#### [TASK DETAILS]
Write the next part of the chapter on perioperative complications during AVM treatment, picking up right after its introduction ends.

Management of Perioperative Complications During AVM Treatment


Pearls

  • Sudden and sustained blood loss remains an important perioperative concern in iAVM procedures and requires anticipatory management.

  • Malignant cerebral edema and intracranial hypertension may be refractory to medical management following iAVM treatment.

  • Clinical and subclinical seizures require vigilance in both diagnosis and management.

  • The perioperative period requires tight hemodynamic management control, close surveillance of the neurologic exam, and timely use of imaging to treat potential neurologic complications.

  • Acute hemodynamic changes may be the first indication of a complication and should be conveyed immediately to the interventional team.

Introduction

Anesthesiologists may be involved in the treatment of intracranial arteriovenous malformations (iAVMs) in the operating room (OR), the interventional neuroradiology (INR) suite, or radiosurgery suite. These complex vascular lesions have profound effects on cerebrovascular dynamics that may be abruptly altered in the course of treatment during microsurgical resection or INR embolization. For this reason, neurologic complications frequently happen in the perioperative period. Anesthesiologists should be aware of the routine anesthetic management of iAVMs (discussed in Chapter 25 ) as well as the perioperative complications that may arise and how to manage them. This chapter discusses these complications; some are unique to iAVM treatment and others common to other neurosurgical procedures as well.

#### [DATA EXCERPTS]

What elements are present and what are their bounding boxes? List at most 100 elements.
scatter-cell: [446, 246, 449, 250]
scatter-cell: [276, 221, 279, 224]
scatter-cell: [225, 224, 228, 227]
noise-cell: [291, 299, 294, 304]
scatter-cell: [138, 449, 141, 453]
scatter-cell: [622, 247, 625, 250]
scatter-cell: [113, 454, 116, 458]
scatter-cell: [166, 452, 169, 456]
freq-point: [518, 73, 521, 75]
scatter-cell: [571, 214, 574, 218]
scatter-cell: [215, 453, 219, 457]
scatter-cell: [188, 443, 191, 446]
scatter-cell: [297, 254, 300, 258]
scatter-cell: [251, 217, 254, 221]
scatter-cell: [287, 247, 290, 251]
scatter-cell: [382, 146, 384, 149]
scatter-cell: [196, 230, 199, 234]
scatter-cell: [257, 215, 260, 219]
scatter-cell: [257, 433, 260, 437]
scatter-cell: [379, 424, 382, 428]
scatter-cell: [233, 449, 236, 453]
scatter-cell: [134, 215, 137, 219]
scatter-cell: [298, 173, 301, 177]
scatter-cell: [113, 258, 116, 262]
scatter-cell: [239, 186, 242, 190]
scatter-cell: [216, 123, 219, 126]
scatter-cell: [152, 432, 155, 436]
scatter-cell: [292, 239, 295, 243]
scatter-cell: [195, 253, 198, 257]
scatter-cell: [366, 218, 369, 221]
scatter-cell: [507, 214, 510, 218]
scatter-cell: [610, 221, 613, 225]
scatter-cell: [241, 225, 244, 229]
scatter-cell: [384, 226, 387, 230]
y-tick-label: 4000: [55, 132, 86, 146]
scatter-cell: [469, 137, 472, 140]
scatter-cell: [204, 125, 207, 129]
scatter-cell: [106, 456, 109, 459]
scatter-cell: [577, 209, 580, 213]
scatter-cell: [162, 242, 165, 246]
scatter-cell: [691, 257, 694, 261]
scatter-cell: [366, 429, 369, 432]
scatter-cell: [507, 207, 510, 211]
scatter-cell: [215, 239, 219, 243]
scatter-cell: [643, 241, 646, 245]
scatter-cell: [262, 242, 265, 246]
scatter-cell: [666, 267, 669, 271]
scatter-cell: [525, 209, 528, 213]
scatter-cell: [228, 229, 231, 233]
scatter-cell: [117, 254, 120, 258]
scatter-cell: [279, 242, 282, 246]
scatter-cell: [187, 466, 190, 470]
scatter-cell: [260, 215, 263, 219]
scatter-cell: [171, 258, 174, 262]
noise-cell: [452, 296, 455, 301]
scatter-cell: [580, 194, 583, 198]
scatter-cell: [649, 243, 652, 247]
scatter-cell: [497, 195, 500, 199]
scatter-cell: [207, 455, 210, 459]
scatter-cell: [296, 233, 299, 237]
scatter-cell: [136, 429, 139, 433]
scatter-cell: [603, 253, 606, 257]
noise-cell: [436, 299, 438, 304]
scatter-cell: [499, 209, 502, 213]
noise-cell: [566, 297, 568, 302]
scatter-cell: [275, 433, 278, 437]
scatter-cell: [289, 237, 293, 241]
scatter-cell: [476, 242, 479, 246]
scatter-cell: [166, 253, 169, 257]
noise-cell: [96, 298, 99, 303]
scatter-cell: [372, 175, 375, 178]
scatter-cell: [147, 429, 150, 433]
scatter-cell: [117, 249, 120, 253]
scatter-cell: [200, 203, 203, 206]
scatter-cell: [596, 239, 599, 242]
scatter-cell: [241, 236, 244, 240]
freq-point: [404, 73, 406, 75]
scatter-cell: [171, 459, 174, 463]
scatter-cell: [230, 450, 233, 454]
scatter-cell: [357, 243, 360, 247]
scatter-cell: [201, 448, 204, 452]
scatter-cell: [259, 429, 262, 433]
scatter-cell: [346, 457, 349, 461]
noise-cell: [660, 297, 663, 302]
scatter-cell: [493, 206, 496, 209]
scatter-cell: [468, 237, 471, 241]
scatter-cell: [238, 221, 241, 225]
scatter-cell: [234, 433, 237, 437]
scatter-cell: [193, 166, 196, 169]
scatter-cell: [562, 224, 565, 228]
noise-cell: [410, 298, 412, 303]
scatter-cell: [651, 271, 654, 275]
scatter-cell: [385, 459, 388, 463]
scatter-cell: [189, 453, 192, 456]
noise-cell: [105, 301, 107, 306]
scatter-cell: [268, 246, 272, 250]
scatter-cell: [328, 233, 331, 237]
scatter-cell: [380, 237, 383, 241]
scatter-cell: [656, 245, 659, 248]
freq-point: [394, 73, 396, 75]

#### [RESPONSE BOX]
Complications During Microsurgical Resection

Hemorrhage

Perhaps the most obvious complication during resection of an AVM is hemorrhage. AVMs are high-flow, low-resistance vascular lesions that are capable of profound bulk flow of blood. They often have multiple large arterial feeders. It is now common practice to perform staged INR embolization prior to iAVM resection for the purpose of decreasing AVM size, reducing flow, allowing staged acclimation of surrounding vascular beds, and embolizing deep feeding vessels that pose hemostatic challenges due to poor visibility and accessibility. Despite this practice, sudden blood loss may still occur, and it may be profound and prolonged. Standard preparation should include large-bore intravenous access for rapid transfusion and immediate blood product availability in the OR prior to AVM manipulation. If hemostasis is not rapidly achieved, initiation of a rapid transfusion protocol and mobilization of additional resources should occur for such purposes as running blood from the blood bank to the OR, cross-checking blood units, and running equipment such as a Belmont rapid infuser or cell saver, if available. Care must be taken during rapid blood loss resuscitation not to neglect maintaining adequate platelet and clotting factor levels, while avoiding profound hypothermia. Blood pressure reduction with rapid-onset short-acting agents such as clevidipine or nicardipine should be offered to assist with visualization and hemostasis, with the caveat that controlled blood pressure reduction is very difficult in a patient who is hypovolemic. Blood pressure reduction should always be limited in duration and degree to the minimum necessary to gain surgical control. Hemorrhage can also occur after resection, both in the immediate postoperative period and in a delayed fashion in the intensive care unit (ICU).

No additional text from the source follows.